* [Exercise details] Read through the entries below and return each line with the word "marker".

##############################

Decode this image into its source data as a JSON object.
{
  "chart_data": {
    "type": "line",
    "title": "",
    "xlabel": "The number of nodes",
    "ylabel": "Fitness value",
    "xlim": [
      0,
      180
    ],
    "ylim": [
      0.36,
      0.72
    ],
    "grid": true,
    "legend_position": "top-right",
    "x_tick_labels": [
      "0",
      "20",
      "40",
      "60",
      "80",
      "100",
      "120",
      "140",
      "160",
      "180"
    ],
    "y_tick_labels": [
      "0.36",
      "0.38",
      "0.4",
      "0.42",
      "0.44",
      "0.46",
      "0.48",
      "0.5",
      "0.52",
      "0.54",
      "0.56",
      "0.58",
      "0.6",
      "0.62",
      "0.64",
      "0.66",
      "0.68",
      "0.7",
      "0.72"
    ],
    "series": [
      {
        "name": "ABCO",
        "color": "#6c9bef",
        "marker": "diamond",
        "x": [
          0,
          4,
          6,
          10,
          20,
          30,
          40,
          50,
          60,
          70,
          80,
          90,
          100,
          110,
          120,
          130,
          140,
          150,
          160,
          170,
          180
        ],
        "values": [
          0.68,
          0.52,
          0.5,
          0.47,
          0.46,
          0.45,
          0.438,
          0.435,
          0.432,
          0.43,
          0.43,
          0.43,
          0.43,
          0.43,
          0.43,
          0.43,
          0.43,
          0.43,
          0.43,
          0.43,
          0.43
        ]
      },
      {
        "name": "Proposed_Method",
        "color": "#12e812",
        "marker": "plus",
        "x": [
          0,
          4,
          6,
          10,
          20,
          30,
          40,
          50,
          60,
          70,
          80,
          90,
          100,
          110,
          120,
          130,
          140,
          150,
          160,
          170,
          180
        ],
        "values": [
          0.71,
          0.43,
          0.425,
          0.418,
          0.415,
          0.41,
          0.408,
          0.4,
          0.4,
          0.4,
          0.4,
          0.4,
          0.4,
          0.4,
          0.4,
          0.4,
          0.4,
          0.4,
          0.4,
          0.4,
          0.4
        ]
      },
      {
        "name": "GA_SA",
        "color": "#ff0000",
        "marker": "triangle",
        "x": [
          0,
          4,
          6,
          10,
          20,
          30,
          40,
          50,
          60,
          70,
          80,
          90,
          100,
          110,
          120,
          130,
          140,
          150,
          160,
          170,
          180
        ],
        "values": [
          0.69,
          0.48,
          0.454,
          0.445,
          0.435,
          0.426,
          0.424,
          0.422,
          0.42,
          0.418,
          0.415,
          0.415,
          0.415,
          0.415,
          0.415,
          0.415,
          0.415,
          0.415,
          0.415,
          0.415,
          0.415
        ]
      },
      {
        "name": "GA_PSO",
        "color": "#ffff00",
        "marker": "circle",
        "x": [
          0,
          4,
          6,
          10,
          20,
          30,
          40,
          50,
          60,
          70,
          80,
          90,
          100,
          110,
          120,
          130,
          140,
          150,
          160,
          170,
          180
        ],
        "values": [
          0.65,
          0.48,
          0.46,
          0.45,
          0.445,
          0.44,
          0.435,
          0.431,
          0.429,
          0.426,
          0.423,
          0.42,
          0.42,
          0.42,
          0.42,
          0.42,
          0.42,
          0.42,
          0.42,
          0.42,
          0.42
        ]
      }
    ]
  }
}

##############################

* [Correct answer]
        "marker": "diamond",
        "marker": "plus",
        "marker": "triangle",
        "marker": "circle",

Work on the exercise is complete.